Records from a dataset
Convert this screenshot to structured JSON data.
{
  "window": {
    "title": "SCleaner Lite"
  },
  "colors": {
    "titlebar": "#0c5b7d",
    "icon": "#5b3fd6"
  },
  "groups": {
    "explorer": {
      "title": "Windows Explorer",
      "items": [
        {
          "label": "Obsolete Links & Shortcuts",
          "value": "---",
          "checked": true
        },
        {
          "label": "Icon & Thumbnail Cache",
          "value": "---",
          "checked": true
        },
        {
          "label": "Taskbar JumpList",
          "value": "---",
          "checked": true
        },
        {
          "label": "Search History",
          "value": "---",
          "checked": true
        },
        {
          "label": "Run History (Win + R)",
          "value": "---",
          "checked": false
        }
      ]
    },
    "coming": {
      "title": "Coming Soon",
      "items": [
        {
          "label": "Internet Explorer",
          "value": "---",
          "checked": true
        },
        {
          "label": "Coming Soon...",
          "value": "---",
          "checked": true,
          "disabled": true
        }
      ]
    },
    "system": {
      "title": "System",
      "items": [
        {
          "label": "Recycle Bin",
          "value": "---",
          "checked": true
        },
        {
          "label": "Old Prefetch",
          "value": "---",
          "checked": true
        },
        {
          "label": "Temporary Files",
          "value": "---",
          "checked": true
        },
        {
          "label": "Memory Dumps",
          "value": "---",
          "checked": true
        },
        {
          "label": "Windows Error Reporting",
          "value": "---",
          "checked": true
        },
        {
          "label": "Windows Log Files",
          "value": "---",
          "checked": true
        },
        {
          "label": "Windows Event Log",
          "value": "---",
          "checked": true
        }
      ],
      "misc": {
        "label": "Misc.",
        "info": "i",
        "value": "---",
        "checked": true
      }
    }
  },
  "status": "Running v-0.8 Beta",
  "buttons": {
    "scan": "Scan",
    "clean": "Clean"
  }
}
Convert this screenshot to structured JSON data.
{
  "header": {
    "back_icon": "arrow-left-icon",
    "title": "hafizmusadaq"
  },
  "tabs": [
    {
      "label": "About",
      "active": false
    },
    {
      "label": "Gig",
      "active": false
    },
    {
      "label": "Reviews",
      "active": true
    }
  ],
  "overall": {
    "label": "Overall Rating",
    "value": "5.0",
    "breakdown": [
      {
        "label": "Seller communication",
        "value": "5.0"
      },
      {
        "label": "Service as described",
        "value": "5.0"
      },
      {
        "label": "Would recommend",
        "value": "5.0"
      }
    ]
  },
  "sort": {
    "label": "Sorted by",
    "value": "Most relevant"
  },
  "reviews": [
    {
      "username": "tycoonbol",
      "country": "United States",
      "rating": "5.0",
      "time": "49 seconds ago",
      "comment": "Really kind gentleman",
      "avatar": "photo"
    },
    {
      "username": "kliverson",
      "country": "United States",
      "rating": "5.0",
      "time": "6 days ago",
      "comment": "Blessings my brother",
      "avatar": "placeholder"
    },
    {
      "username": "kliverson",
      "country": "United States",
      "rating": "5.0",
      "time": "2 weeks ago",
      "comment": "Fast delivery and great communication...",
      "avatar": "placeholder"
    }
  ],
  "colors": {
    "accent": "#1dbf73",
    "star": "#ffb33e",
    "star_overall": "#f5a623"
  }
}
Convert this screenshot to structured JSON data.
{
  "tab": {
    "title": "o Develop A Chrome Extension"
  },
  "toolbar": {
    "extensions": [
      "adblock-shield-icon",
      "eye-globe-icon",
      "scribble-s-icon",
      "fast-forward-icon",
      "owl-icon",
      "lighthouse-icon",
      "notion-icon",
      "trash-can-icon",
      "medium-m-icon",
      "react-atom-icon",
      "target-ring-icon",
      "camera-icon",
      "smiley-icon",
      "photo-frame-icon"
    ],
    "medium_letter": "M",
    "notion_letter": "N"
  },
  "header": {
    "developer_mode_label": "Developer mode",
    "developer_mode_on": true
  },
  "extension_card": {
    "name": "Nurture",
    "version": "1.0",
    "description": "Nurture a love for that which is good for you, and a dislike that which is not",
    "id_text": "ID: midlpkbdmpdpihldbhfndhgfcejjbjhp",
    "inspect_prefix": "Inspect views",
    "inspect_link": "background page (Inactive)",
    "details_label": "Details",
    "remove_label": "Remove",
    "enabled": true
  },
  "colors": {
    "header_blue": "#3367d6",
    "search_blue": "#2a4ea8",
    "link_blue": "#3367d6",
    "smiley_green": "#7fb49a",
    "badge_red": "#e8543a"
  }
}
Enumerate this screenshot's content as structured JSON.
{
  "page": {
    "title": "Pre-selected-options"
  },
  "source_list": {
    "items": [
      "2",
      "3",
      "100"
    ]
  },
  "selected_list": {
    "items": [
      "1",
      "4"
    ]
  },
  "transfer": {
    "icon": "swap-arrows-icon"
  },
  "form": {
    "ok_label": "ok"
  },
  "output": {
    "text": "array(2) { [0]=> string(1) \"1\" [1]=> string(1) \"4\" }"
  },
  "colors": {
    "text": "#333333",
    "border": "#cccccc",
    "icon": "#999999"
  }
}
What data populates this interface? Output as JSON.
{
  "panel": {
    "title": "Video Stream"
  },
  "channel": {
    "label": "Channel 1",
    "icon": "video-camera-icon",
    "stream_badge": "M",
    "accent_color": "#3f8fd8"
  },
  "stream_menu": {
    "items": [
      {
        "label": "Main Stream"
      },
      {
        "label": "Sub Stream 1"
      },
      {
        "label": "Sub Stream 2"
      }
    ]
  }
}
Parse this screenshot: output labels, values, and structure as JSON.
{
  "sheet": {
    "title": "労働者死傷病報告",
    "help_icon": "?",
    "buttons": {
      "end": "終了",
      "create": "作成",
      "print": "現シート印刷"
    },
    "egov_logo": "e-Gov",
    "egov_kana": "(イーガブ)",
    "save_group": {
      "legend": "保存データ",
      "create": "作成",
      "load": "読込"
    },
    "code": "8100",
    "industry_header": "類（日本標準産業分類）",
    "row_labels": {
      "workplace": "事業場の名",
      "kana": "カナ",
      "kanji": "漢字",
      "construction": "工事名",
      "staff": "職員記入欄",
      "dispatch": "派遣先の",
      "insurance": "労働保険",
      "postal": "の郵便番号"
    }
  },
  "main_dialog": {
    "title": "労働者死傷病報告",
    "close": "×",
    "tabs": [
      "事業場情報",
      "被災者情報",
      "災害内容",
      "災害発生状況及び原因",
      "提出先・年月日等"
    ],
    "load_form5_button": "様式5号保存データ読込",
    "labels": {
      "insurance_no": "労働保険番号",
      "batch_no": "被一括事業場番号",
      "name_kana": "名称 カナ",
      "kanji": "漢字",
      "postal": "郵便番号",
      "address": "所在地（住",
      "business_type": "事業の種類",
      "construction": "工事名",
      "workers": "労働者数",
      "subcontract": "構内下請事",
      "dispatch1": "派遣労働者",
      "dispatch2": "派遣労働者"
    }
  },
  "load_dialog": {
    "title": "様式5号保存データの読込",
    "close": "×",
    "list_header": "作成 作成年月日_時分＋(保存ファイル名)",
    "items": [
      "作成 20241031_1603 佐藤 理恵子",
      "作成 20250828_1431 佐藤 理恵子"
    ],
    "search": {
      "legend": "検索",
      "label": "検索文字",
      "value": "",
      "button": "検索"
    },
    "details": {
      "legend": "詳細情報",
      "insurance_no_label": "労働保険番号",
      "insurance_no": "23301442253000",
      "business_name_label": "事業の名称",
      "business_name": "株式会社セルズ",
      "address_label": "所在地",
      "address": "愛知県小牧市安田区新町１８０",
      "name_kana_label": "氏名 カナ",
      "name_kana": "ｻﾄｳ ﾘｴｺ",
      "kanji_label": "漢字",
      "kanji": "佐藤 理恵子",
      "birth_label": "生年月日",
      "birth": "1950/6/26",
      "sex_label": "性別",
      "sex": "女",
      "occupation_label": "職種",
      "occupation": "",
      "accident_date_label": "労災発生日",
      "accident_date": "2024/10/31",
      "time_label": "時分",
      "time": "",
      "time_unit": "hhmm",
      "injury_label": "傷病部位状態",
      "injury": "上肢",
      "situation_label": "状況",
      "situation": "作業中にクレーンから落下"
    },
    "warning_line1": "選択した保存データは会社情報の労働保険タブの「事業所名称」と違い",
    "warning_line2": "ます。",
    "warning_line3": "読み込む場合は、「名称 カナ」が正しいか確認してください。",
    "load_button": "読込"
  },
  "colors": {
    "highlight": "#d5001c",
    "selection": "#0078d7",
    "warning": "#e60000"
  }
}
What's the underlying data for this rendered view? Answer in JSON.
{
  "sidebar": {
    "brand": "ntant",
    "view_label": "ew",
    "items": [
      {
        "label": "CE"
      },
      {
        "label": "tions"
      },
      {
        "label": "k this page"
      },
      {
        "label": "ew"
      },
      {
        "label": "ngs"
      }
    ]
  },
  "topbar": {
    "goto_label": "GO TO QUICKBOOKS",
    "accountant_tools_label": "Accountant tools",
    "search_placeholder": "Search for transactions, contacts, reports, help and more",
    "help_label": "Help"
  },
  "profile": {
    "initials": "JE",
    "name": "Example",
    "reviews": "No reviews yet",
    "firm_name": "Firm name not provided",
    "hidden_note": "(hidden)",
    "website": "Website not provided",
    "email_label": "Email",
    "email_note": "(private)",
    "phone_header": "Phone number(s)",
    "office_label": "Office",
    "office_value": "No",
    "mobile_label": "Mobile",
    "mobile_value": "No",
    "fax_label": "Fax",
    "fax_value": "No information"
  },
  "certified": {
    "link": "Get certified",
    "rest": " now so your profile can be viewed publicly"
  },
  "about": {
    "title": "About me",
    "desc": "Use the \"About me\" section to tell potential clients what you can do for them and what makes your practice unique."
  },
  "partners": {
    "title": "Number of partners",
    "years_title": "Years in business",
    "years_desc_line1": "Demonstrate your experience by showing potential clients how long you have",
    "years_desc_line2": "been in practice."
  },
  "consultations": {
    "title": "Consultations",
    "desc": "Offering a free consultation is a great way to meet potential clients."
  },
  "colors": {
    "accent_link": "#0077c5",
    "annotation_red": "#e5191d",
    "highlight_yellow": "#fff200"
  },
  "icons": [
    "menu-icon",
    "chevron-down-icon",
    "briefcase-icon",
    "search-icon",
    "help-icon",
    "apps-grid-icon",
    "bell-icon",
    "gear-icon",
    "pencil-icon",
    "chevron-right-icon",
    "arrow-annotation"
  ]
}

• INSTRUCTIONS TO FOLLOW: Where a line contains the string "profile", extract that line.

• TASK OUTPUT:
  "profile": {
    "rest": " now so your profile can be viewed publicly"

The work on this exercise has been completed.